EXERCISE BRIEF: Would you extract the whole listing below and retype it exactly?

= = = =

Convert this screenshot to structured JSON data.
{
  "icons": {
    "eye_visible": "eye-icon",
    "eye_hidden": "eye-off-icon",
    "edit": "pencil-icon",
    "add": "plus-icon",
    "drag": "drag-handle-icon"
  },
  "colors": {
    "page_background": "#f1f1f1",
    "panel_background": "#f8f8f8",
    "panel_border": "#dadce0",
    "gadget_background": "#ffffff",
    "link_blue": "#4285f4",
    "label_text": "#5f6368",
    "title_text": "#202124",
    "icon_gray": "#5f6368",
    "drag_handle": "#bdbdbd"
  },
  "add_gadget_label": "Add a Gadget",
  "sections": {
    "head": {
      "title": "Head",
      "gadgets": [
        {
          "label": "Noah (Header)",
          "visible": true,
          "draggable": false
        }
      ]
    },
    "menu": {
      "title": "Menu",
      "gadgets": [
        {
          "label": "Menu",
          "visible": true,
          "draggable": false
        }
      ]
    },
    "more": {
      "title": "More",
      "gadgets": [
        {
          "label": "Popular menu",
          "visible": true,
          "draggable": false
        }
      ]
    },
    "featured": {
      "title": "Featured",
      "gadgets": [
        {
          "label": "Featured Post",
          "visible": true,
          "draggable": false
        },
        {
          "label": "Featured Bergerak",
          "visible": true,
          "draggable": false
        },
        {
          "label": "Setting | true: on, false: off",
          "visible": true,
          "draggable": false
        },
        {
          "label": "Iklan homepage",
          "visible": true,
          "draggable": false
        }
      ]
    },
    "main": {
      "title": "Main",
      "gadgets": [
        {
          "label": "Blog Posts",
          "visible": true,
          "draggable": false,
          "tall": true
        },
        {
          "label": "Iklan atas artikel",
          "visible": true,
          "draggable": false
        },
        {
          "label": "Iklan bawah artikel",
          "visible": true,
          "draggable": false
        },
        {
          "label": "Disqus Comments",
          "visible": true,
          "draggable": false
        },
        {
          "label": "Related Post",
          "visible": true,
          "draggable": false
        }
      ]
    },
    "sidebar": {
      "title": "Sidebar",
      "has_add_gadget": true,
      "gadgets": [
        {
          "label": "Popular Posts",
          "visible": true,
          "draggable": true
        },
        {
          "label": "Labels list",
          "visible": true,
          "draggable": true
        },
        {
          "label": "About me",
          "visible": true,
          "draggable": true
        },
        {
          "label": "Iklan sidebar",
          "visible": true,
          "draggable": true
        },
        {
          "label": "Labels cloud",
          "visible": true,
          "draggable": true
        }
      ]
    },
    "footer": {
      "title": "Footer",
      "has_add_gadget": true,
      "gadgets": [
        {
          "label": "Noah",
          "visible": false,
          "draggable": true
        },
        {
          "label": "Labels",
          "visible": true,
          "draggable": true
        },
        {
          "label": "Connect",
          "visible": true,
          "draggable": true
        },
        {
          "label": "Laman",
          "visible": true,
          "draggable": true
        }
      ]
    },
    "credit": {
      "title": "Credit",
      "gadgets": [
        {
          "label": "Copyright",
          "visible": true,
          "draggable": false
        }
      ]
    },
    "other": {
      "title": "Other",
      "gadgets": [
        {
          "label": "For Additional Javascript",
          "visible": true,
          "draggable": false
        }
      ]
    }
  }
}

= = = =

FINAL RESULT:
Convert this screenshot to structured JSON data.
{
  "icons": {
    "eye_visible": "eye-icon",
    "eye_hidden": "eye-off-icon",
    "edit": "pencil-icon",
    "add": "plus-icon",
    "drag": "drag-handle-icon"
  },
  "colors": {
    "page_background": "#f1f1f1",
    "panel_background": "#f8f8f8",
    "panel_border": "#dadce0",
    "gadget_background": "#ffffff",
    "link_blue": "#4285f4",
    "label_text": "#5f6368",
    "title_text": "#202124",
    "icon_gray": "#5f6368",
    "drag_handle": "#bdbdbd"
  },
  "add_gadget_label": "Add a Gadget",
  "sections": {
    "head": {
      "title": "Head",
      "gadgets": [
        {
          "label": "Noah (Header)",
          "visible": true,
          "draggable": false
        }
      ]
    },
    "menu": {
      "title": "Menu",
      "gadgets": [
        {
          "label": "Menu",
          "visible": true,
          "draggable": false
        }
      ]
    },
    "more": {
      "title": "More",
      "gadgets": [
        {
          "label": "Popular menu",
          "visible": true,
          "draggable": false
        }
      ]
    },
    "featured": {
      "title": "Featured",
      "gadgets": [
        {
          "label": "Featured Post",
          "visible": true,
          "draggable": false
        },
        {
          "label": "Featured Bergerak",
          "visible": true,
          "draggable": false
        },
        {
          "label": "Setting | true: on, false: off",
          "visible": true,
          "draggable": false
        },
        {
          "label": "Iklan homepage",
          "visible": true,
          "draggable": false
        }
      ]
    },
    "main": {
      "title": "Main",
      "gadgets": [
        {
          "label": "Blog Posts",
          "visible": true,
          "draggable": false,
          "tall": true
        },
        {
          "label": "Iklan atas artikel",
          "visible": true,
          "draggable": false
        },
        {
          "label": "Iklan bawah artikel",
          "visible": true,
          "draggable": false
        },
        {
          "label": "Disqus Comments",
          "visible": true,
          "draggable": false
        },
        {
          "label": "Related Post",
          "visible": true,
          "draggable": false
        }
      ]
    },
    "sidebar": {
      "title": "Sidebar",
      "has_add_gadget": true,
      "gadgets": [
        {
          "label": "Popular Posts",
          "visible": true,
          "draggable": true
        },
        {
          "label": "Labels list",
          "visible": true,
          "draggable": true
        },
        {
          "label": "About me",
          "visible": true,
          "draggable": true
        },
        {
          "label": "Iklan sidebar",
          "visible": true,
          "draggable": true
        },
        {
          "label": "Labels cloud",
          "visible": true,
          "draggable": true
        }
      ]
    },
    "footer": {
      "title": "Footer",
      "has_add_gadget": true,
      "gadgets": [
        {
          "label": "Noah",
          "visible": false,
          "draggable": true
        },
        {
          "label": "Labels",
          "visible": true,
          "draggable": true
        },
        {
          "label": "Connect",
          "visible": true,
          "draggable": true
        },
        {
          "label": "Laman",
          "visible": true,
          "draggable": true
        }
      ]
    },
    "credit": {
      "title": "Credit",
      "gadgets": [
        {
          "label": "Copyright",
          "visible": true,
          "draggable": false
        }
      ]
    },
    "other": {
      "title": "Other",
      "gadgets": [
        {
          "label": "For Additional Javascript",
          "visible": true,
          "draggable": false
        }
      ]
    }
  }
}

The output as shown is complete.